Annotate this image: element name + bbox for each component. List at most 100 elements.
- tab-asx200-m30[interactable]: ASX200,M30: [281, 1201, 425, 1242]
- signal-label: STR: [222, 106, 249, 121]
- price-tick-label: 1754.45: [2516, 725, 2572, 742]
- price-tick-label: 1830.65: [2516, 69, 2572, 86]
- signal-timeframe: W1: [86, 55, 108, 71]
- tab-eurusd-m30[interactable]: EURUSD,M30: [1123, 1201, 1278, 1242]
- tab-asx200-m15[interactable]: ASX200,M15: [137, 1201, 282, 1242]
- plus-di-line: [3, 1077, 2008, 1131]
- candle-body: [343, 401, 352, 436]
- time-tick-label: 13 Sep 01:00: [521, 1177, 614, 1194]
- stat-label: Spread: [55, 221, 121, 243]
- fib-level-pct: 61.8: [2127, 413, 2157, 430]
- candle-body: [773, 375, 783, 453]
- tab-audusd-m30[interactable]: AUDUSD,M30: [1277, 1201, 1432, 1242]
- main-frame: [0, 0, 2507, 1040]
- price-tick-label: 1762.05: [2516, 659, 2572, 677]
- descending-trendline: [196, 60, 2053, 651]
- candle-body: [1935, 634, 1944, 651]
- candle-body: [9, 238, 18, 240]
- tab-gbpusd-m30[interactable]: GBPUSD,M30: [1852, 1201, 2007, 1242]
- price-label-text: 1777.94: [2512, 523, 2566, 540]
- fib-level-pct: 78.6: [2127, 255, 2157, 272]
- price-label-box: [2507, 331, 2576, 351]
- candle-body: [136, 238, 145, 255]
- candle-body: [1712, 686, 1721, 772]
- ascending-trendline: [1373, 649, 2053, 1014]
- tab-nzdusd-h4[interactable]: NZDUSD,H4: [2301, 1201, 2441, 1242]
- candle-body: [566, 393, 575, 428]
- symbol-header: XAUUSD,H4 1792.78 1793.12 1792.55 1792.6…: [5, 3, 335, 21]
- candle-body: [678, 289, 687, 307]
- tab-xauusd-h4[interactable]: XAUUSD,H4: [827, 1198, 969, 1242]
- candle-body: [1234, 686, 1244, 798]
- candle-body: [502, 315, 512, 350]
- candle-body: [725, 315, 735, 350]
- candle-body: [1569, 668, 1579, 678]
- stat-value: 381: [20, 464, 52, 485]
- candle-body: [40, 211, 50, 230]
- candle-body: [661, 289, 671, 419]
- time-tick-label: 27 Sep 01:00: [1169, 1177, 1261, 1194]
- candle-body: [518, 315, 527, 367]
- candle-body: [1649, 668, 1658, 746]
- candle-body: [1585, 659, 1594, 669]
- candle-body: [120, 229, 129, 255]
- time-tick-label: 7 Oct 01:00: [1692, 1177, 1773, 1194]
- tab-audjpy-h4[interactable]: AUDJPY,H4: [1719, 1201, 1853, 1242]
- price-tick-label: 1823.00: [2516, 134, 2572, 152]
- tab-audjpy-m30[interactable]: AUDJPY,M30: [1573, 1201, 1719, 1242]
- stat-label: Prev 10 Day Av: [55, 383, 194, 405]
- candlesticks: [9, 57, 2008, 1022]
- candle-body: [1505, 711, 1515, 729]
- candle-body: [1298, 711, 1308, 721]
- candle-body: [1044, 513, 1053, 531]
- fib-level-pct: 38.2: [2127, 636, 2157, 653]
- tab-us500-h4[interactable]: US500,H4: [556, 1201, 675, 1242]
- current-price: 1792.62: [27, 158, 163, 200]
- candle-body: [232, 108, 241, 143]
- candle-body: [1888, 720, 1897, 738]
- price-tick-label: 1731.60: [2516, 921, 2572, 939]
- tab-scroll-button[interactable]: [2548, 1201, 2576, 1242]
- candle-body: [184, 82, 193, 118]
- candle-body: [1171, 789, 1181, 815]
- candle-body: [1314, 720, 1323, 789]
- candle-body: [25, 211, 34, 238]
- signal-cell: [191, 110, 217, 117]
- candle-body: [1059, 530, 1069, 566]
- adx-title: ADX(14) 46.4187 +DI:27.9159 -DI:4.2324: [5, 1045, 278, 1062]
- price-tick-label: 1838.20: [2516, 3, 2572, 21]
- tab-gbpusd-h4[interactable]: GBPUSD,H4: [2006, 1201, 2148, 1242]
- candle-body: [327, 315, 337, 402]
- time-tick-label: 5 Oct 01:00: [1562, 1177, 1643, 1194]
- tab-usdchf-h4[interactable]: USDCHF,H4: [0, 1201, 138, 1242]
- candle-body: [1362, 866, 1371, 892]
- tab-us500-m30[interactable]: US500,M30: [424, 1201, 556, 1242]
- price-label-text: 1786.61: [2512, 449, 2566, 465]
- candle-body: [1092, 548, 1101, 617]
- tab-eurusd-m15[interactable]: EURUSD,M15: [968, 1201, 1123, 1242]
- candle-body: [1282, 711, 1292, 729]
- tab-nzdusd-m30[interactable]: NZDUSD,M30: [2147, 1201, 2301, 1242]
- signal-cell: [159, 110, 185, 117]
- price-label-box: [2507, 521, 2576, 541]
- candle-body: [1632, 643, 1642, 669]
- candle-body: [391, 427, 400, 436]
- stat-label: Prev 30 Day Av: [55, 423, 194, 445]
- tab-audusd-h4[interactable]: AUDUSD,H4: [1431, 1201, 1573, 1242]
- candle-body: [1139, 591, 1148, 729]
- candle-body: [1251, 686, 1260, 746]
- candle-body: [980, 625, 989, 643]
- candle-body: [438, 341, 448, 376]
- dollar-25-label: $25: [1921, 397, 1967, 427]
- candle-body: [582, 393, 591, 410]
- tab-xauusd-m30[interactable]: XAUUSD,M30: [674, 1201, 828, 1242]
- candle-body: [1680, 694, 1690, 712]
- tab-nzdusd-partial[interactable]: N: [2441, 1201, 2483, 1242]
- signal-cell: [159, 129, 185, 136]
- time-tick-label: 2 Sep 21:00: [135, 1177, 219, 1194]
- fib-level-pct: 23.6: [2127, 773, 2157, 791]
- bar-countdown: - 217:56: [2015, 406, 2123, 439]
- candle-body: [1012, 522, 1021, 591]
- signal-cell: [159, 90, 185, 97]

• • • •

*DESCRIPTION OF THE TASK*.
Return every line of the data above verbatim, with nothing added, dropped, or altered.

*WRITTEN SOLUTION*.
Annotate this image: element name + bbox for each component. List at most 100 elements.
- tab-asx200-m30[interactable]: ASX200,M30: [281, 1201, 425, 1242]
- signal-label: STR: [222, 106, 249, 121]
- price-tick-label: 1754.45: [2516, 725, 2572, 742]
- price-tick-label: 1830.65: [2516, 69, 2572, 86]
- signal-timeframe: W1: [86, 55, 108, 71]
- tab-eurusd-m30[interactable]: EURUSD,M30: [1123, 1201, 1278, 1242]
- tab-asx200-m15[interactable]: ASX200,M15: [137, 1201, 282, 1242]
- plus-di-line: [3, 1077, 2008, 1131]
- candle-body: [343, 401, 352, 436]
- time-tick-label: 13 Sep 01:00: [521, 1177, 614, 1194]
- stat-label: Spread: [55, 221, 121, 243]
- fib-level-pct: 61.8: [2127, 413, 2157, 430]
- candle-body: [773, 375, 783, 453]
- tab-audusd-m30[interactable]: AUDUSD,M30: [1277, 1201, 1432, 1242]
- main-frame: [0, 0, 2507, 1040]
- price-tick-label: 1762.05: [2516, 659, 2572, 677]
- descending-trendline: [196, 60, 2053, 651]
- candle-body: [1935, 634, 1944, 651]
- candle-body: [9, 238, 18, 240]
- tab-gbpusd-m30[interactable]: GBPUSD,M30: [1852, 1201, 2007, 1242]
- price-label-text: 1777.94: [2512, 523, 2566, 540]
- fib-level-pct: 78.6: [2127, 255, 2157, 272]
- price-label-box: [2507, 331, 2576, 351]
- candle-body: [136, 238, 145, 255]
- candle-body: [1712, 686, 1721, 772]
- ascending-trendline: [1373, 649, 2053, 1014]
- tab-nzdusd-h4[interactable]: NZDUSD,H4: [2301, 1201, 2441, 1242]
- candle-body: [566, 393, 575, 428]
- symbol-header: XAUUSD,H4 1792.78 1793.12 1792.55 1792.6…: [5, 3, 335, 21]
- candle-body: [678, 289, 687, 307]
- tab-xauusd-h4[interactable]: XAUUSD,H4: [827, 1198, 969, 1242]
- candle-body: [1234, 686, 1244, 798]
- candle-body: [502, 315, 512, 350]
- candle-body: [725, 315, 735, 350]
- candle-body: [1569, 668, 1579, 678]
- stat-value: 381: [20, 464, 52, 485]
- candle-body: [40, 211, 50, 230]
- candle-body: [661, 289, 671, 419]
- time-tick-label: 27 Sep 01:00: [1169, 1177, 1261, 1194]
- candle-body: [518, 315, 527, 367]
- candle-body: [1649, 668, 1658, 746]
- candle-body: [1585, 659, 1594, 669]
- candle-body: [120, 229, 129, 255]
- time-tick-label: 7 Oct 01:00: [1692, 1177, 1773, 1194]
- tab-audjpy-h4[interactable]: AUDJPY,H4: [1719, 1201, 1853, 1242]
- price-tick-label: 1823.00: [2516, 134, 2572, 152]
- tab-audjpy-m30[interactable]: AUDJPY,M30: [1573, 1201, 1719, 1242]
- stat-label: Prev 10 Day Av: [55, 383, 194, 405]
- candlesticks: [9, 57, 2008, 1022]
- candle-body: [1505, 711, 1515, 729]
- candle-body: [1298, 711, 1308, 721]
- candle-body: [1044, 513, 1053, 531]
- fib-level-pct: 38.2: [2127, 636, 2157, 653]
- tab-us500-h4[interactable]: US500,H4: [556, 1201, 675, 1242]
- current-price: 1792.62: [27, 158, 163, 200]
- candle-body: [232, 108, 241, 143]
- candle-body: [1888, 720, 1897, 738]
- price-tick-label: 1731.60: [2516, 921, 2572, 939]
- tab-scroll-button[interactable]: [2548, 1201, 2576, 1242]
- candle-body: [184, 82, 193, 118]
- candle-body: [1171, 789, 1181, 815]
- candle-body: [1314, 720, 1323, 789]
- candle-body: [25, 211, 34, 238]
- signal-cell: [191, 110, 217, 117]
- candle-body: [1059, 530, 1069, 566]
- adx-title: ADX(14) 46.4187 +DI:27.9159 -DI:4.2324: [5, 1045, 278, 1062]
- price-tick-label: 1838.20: [2516, 3, 2572, 21]
- tab-gbpusd-h4[interactable]: GBPUSD,H4: [2006, 1201, 2148, 1242]
- candle-body: [327, 315, 337, 402]
- time-tick-label: 5 Oct 01:00: [1562, 1177, 1643, 1194]
- tab-usdchf-h4[interactable]: USDCHF,H4: [0, 1201, 138, 1242]
- candle-body: [1362, 866, 1371, 892]
- tab-us500-m30[interactable]: US500,M30: [424, 1201, 556, 1242]
- price-label-text: 1786.61: [2512, 449, 2566, 465]
- candle-body: [1092, 548, 1101, 617]
- tab-eurusd-m15[interactable]: EURUSD,M15: [968, 1201, 1123, 1242]
- candle-body: [1282, 711, 1292, 729]
- tab-nzdusd-m30[interactable]: NZDUSD,M30: [2147, 1201, 2301, 1242]
- signal-cell: [159, 110, 185, 117]
- price-label-box: [2507, 521, 2576, 541]
- candle-body: [1632, 643, 1642, 669]
- candle-body: [391, 427, 400, 436]
- stat-label: Prev 30 Day Av: [55, 423, 194, 445]
- tab-audusd-h4[interactable]: AUDUSD,H4: [1431, 1201, 1573, 1242]
- candle-body: [1139, 591, 1148, 729]
- candle-body: [1251, 686, 1260, 746]
- candle-body: [980, 625, 989, 643]
- candle-body: [438, 341, 448, 376]
- dollar-25-label: $25: [1921, 397, 1967, 427]
- candle-body: [582, 393, 591, 410]
- tab-xauusd-m30[interactable]: XAUUSD,M30: [674, 1201, 828, 1242]
- candle-body: [1680, 694, 1690, 712]
- tab-nzdusd-partial[interactable]: N: [2441, 1201, 2483, 1242]
- signal-cell: [159, 129, 185, 136]
- time-tick-label: 2 Sep 21:00: [135, 1177, 219, 1194]
- fib-level-pct: 23.6: [2127, 773, 2157, 791]
- bar-countdown: - 217:56: [2015, 406, 2123, 439]
- candle-body: [1012, 522, 1021, 591]
- signal-cell: [159, 90, 185, 97]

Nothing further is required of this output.